- What the task asks:
Go through the entries below and print each one exactly, leaving out pictures.

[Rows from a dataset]
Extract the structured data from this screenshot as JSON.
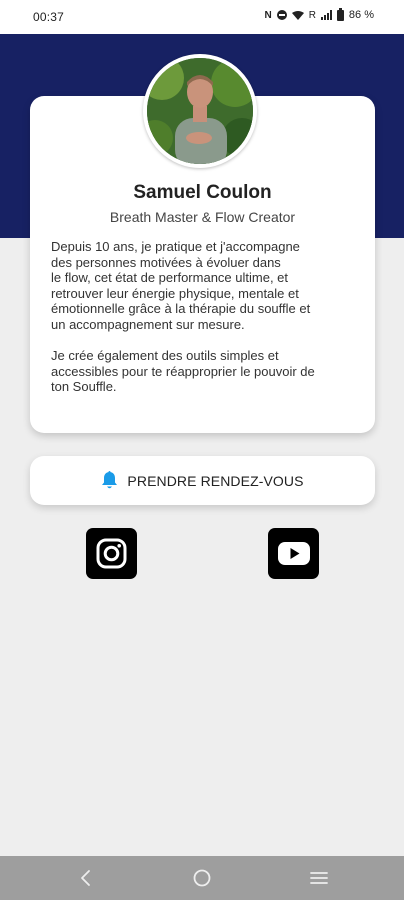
{
  "status_bar": {
    "time": "00:37",
    "nfc": "N",
    "roaming": "R",
    "battery": "86 %"
  },
  "profile": {
    "name": "Samuel Coulon",
    "title": "Breath Master & Flow Creator",
    "bio_lines_p1": [
      "Depuis 10 ans, je pratique et j'accompagne",
      "des personnes motivées à évoluer dans",
      "le flow, cet état de performance ultime, et",
      "retrouver leur énergie physique, mentale et",
      "émotionnelle grâce à la thérapie du souffle et",
      "un accompagnement sur mesure."
    ],
    "bio_lines_p2": [
      "Je crée également des outils simples et",
      "accessibles pour te réapproprier le pouvoir de",
      "ton Souffle."
    ]
  },
  "appointment": {
    "label": "PRENDRE RENDEZ-VOUS",
    "icon": "bell-icon",
    "icon_color": "#1a9be8"
  },
  "social": {
    "instagram_icon": "instagram-icon",
    "youtube_icon": "youtube-icon"
  },
  "colors": {
    "header": "#172163",
    "background": "#eeeeee",
    "card": "#ffffff",
    "nav_bar": "#9e9e9e"
  },
  "nav": {
    "back_icon": "chevron-left-icon",
    "home_icon": "circle-home-icon",
    "recents_icon": "menu-lines-icon"
  }
}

- Solution for this task:
Extract the structured data from this screenshot as JSON.
{
  "status_bar": {
    "time": "00:37",
    "nfc": "N",
    "roaming": "R",
    "battery": "86 %"
  },
  "profile": {
    "name": "Samuel Coulon",
    "title": "Breath Master & Flow Creator",
    "bio_lines_p1": [
      "Depuis 10 ans, je pratique et j'accompagne",
      "des personnes motivées à évoluer dans",
      "le flow, cet état de performance ultime, et",
      "retrouver leur énergie physique, mentale et",
      "émotionnelle grâce à la thérapie du souffle et",
      "un accompagnement sur mesure."
    ],
    "bio_lines_p2": [
      "Je crée également des outils simples et",
      "accessibles pour te réapproprier le pouvoir de",
      "ton Souffle."
    ]
  },
  "appointment": {
    "label": "PRENDRE RENDEZ-VOUS",
    "icon": "bell-icon",
    "icon_color": "#1a9be8"
  },
  "social": {
    "instagram_icon": "instagram-icon",
    "youtube_icon": "youtube-icon"
  },
  "colors": {
    "header": "#172163",
    "background": "#eeeeee",
    "card": "#ffffff",
    "nav_bar": "#9e9e9e"
  },
  "nav": {
    "back_icon": "chevron-left-icon",
    "home_icon": "circle-home-icon",
    "recents_icon": "menu-lines-icon"
  }
}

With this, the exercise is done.